Given request: From the listing below, pull out all lines with "subtitle" in them.
** Begin Data section **
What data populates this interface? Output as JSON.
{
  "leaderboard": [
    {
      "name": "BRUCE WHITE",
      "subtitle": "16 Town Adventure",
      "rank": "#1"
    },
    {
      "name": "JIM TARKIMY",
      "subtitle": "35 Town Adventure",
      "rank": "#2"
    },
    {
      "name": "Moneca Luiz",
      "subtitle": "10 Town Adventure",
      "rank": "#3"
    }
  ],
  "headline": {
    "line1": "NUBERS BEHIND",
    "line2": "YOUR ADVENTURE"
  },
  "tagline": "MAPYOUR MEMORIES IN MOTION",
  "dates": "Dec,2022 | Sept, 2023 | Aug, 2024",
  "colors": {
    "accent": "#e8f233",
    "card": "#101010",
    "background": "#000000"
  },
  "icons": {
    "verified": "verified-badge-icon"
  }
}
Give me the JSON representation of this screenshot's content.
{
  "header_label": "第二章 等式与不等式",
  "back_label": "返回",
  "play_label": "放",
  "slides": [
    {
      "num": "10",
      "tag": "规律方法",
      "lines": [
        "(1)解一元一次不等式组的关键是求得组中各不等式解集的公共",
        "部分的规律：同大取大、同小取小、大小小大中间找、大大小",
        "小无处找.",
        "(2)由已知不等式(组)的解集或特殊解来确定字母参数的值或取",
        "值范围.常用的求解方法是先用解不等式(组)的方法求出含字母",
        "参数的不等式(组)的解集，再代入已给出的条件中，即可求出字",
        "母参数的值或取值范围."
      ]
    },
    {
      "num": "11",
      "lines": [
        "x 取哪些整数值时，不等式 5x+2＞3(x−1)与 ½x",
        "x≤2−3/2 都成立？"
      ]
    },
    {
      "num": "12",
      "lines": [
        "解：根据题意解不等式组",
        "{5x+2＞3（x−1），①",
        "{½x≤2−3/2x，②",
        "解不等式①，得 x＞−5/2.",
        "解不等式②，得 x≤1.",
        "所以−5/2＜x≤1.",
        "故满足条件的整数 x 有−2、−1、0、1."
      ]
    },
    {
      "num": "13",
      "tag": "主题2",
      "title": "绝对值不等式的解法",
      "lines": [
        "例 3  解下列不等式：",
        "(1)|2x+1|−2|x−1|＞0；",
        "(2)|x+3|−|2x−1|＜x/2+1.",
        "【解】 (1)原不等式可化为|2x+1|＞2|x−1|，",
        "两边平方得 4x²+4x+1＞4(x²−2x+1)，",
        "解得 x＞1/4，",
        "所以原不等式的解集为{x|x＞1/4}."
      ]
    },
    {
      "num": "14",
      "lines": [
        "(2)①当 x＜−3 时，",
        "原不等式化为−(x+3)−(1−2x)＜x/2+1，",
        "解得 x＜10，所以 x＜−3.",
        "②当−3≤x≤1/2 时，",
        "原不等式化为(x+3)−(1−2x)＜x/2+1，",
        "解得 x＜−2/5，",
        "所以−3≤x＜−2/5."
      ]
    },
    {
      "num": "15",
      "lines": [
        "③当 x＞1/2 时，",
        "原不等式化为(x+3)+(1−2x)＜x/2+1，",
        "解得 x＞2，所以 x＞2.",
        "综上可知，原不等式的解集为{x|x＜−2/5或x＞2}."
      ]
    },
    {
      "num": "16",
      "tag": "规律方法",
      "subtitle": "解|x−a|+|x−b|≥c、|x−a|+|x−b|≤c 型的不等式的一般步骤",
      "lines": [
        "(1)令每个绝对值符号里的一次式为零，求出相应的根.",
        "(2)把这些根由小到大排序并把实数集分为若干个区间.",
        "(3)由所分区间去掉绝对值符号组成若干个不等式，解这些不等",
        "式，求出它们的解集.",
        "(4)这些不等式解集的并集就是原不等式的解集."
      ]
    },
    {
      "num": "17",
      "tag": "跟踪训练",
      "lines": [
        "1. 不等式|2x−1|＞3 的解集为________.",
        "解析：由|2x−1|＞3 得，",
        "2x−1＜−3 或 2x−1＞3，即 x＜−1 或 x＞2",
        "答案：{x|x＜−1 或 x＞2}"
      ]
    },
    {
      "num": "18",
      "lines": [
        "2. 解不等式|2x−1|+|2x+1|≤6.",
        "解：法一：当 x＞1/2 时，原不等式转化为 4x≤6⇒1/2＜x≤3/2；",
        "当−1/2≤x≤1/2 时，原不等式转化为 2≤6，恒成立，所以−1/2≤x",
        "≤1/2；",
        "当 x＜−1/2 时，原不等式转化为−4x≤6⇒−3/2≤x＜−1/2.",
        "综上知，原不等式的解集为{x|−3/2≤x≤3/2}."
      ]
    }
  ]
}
** End Data section **
Reply:
      "subtitle": "16 Town Adventure",
      "subtitle": "35 Town Adventure",
      "subtitle": "10 Town Adventure",
      "subtitle": "解|x−a|+|x−b|≥c、|x−a|+|x−b|≤c 型的不等式的一般步骤",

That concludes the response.